*ZIELSETZUNG*:
Gib die Einträge vom Anfang bis einschließlich der Zeile, die "diamond-separator-icon: ◆ bbox=[777, 81, 792, 102]" enthält, wortgetreu wieder.

*VERFÜGBARE DATEN*:
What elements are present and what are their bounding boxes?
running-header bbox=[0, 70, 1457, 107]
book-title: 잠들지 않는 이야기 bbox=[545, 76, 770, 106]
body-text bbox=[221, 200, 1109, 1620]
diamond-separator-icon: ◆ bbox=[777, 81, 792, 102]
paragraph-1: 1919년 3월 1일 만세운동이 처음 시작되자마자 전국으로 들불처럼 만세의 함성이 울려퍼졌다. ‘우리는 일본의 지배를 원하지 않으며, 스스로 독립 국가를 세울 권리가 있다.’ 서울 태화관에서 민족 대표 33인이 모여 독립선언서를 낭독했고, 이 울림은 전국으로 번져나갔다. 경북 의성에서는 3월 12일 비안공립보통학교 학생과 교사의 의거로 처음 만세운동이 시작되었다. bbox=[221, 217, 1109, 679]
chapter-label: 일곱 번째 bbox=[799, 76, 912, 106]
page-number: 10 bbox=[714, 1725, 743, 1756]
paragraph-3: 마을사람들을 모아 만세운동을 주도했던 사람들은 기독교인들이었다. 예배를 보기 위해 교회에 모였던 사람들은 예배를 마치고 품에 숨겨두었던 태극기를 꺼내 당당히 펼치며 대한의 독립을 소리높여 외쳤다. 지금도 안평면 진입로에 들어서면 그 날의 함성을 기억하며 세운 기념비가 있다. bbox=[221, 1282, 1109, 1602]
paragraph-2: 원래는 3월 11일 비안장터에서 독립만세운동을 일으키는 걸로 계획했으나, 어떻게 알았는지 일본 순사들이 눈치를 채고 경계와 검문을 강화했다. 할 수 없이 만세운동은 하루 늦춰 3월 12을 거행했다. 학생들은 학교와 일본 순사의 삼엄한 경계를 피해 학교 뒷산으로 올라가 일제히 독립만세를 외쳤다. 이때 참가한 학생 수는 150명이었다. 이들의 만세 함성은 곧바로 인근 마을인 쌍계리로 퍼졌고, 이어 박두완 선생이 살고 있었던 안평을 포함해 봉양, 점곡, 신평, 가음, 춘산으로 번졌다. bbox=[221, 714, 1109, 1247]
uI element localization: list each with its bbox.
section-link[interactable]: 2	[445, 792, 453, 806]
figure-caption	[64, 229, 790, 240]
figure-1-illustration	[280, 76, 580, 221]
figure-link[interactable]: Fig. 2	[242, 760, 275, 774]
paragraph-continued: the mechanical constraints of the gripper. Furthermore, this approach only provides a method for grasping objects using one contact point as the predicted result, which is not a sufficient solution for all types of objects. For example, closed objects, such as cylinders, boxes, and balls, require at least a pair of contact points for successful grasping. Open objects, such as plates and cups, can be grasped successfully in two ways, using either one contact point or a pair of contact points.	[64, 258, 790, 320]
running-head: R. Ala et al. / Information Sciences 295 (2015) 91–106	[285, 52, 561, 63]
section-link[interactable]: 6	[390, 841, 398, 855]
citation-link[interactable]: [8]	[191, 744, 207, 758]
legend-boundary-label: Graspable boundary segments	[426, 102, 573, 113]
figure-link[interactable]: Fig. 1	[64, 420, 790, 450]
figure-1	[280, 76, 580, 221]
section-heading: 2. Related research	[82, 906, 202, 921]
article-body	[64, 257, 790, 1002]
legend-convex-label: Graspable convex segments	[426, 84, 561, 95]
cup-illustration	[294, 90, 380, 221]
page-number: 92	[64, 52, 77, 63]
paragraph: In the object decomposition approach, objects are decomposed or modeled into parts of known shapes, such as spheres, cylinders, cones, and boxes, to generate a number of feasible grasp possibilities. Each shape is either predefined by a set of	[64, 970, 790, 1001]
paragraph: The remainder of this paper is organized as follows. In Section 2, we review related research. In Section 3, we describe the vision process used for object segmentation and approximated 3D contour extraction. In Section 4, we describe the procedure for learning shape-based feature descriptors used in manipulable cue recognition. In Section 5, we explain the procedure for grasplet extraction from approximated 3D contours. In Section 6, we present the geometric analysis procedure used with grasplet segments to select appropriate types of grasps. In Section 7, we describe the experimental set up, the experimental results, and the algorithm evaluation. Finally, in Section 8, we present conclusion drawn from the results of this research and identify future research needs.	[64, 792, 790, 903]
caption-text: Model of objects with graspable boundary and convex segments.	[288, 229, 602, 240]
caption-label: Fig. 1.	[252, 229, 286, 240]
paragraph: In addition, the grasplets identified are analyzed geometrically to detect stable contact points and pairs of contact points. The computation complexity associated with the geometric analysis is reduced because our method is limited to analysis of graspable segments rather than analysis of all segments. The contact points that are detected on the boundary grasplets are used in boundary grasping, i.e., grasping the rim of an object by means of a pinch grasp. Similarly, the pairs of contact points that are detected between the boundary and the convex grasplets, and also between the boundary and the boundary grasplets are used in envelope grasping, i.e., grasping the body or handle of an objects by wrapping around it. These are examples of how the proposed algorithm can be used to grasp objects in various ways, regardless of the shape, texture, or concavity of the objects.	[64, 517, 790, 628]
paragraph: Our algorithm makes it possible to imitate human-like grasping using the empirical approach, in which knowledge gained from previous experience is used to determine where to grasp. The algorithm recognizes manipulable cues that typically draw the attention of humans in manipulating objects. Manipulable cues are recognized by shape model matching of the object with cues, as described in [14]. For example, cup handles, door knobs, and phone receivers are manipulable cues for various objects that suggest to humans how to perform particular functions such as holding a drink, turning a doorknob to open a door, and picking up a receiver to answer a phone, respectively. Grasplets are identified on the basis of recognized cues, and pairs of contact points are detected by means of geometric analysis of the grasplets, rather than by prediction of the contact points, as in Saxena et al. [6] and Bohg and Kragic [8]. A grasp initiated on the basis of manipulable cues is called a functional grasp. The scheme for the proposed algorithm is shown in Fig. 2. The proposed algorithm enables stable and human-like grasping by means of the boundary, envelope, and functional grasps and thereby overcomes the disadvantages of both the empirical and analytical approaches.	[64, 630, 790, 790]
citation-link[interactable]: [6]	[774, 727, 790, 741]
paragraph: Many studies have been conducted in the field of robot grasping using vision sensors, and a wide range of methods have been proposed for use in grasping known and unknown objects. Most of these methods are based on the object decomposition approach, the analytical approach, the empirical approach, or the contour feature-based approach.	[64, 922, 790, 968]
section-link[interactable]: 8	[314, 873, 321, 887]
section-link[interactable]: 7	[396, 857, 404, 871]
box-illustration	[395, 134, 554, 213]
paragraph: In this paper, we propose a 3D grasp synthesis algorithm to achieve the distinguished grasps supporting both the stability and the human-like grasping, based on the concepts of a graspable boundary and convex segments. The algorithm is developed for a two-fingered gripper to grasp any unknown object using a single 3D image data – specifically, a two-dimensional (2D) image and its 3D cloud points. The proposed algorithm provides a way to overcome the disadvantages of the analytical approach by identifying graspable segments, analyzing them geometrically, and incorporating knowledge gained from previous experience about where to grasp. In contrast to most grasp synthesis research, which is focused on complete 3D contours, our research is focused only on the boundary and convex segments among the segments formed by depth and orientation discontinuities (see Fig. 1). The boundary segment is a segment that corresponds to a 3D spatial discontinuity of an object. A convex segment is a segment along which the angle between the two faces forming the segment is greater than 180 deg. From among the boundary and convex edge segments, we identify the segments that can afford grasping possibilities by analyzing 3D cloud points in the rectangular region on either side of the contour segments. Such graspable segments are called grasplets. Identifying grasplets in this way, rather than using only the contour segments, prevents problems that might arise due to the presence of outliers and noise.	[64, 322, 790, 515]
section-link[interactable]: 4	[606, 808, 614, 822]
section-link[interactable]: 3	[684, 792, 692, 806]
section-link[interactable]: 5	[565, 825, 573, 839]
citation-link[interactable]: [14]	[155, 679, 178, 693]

*ERGEBNIS*:
What elements are present and what are their bounding boxes?
running-header bbox=[0, 70, 1457, 107]
book-title: 잠들지 않는 이야기 bbox=[545, 76, 770, 106]
body-text bbox=[221, 200, 1109, 1620]
diamond-separator-icon: ◆ bbox=[777, 81, 792, 102]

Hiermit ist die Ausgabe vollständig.